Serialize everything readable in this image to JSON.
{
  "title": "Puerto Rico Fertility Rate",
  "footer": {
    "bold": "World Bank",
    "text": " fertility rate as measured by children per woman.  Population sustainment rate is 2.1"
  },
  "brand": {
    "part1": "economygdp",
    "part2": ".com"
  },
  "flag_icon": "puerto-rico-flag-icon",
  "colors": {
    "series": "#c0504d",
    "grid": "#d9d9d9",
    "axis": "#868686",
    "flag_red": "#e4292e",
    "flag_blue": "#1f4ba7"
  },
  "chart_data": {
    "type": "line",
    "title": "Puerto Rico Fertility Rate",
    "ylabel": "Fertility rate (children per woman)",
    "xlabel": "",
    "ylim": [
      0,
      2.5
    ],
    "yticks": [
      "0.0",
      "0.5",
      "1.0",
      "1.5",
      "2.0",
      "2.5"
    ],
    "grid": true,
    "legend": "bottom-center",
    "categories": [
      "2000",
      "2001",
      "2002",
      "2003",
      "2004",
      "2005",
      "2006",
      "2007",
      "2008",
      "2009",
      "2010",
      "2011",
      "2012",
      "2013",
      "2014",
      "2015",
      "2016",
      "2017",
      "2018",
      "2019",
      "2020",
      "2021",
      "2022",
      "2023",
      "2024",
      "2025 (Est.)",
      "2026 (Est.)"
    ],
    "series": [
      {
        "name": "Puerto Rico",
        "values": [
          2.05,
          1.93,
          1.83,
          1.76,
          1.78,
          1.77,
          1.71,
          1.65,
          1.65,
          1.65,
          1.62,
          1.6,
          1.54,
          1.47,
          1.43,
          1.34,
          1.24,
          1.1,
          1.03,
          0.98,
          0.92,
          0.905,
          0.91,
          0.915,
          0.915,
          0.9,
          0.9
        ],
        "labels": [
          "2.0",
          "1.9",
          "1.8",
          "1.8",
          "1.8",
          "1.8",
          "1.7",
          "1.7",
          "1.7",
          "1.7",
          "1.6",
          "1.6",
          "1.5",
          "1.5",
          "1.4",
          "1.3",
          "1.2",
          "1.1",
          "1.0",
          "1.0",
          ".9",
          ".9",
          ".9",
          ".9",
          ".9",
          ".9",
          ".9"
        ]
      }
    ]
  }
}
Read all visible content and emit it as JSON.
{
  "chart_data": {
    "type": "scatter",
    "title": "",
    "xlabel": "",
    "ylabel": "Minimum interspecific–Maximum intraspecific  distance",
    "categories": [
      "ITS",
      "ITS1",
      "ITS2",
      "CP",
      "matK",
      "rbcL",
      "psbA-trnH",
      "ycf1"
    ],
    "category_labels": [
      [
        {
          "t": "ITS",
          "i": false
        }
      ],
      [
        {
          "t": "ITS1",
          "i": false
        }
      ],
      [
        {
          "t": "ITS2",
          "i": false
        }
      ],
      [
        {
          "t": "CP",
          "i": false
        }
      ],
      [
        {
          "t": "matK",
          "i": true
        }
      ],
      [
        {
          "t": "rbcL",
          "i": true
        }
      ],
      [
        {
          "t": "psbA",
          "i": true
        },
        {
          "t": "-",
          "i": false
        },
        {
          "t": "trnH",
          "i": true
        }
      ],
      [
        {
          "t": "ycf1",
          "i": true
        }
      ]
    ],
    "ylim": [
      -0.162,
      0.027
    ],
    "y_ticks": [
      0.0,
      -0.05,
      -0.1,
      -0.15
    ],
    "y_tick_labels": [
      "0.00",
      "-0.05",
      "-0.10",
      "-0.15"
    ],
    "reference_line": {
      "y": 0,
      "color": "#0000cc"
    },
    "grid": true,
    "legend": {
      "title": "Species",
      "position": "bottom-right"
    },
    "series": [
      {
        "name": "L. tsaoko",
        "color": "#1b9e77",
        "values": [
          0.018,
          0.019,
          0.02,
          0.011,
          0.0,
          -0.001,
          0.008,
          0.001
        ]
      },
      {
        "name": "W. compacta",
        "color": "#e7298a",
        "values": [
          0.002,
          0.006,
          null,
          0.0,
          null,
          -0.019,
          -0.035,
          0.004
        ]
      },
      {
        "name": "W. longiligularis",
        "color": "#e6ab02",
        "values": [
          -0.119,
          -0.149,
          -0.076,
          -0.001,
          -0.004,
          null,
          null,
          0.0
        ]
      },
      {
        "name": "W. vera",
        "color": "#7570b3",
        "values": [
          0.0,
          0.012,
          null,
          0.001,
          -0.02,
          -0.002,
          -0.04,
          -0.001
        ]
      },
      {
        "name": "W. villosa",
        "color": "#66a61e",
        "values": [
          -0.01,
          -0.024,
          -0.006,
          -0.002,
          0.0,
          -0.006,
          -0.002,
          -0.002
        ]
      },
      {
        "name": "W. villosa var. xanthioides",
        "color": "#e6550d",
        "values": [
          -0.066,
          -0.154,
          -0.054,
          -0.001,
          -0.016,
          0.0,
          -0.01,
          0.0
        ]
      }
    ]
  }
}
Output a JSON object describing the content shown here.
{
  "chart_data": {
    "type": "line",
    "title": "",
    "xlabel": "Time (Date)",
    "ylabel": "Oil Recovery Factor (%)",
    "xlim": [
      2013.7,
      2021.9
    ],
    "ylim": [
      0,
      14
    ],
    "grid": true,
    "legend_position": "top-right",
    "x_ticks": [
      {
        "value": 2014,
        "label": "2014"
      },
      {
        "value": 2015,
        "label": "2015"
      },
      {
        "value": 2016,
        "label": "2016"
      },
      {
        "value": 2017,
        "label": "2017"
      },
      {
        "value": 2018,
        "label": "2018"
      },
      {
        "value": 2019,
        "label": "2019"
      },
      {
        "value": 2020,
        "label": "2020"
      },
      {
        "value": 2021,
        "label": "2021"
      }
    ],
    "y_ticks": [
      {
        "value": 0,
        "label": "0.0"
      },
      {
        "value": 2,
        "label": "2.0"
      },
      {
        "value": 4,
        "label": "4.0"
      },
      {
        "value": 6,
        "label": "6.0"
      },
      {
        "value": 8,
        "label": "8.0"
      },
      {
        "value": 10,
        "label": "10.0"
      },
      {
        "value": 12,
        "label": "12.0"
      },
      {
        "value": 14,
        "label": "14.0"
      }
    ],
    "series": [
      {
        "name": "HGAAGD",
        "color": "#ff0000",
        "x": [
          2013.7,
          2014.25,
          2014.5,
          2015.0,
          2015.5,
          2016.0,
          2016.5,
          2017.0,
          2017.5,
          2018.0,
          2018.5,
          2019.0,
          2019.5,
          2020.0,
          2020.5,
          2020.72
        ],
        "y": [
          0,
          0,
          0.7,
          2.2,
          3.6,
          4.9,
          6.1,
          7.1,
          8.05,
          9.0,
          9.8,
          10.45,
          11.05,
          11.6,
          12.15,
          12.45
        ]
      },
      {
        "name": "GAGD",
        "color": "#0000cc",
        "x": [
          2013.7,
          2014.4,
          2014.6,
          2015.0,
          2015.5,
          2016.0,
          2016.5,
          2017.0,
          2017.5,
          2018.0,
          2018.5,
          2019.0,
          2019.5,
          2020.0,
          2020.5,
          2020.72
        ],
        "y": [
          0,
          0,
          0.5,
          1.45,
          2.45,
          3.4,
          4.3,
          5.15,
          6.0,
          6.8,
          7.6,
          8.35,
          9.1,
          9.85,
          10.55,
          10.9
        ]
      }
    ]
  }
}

:: Aim of the task ::
What count of lines in the listing contain the word "villosa"? Reply with the number only.

:: Exercise answer ::
2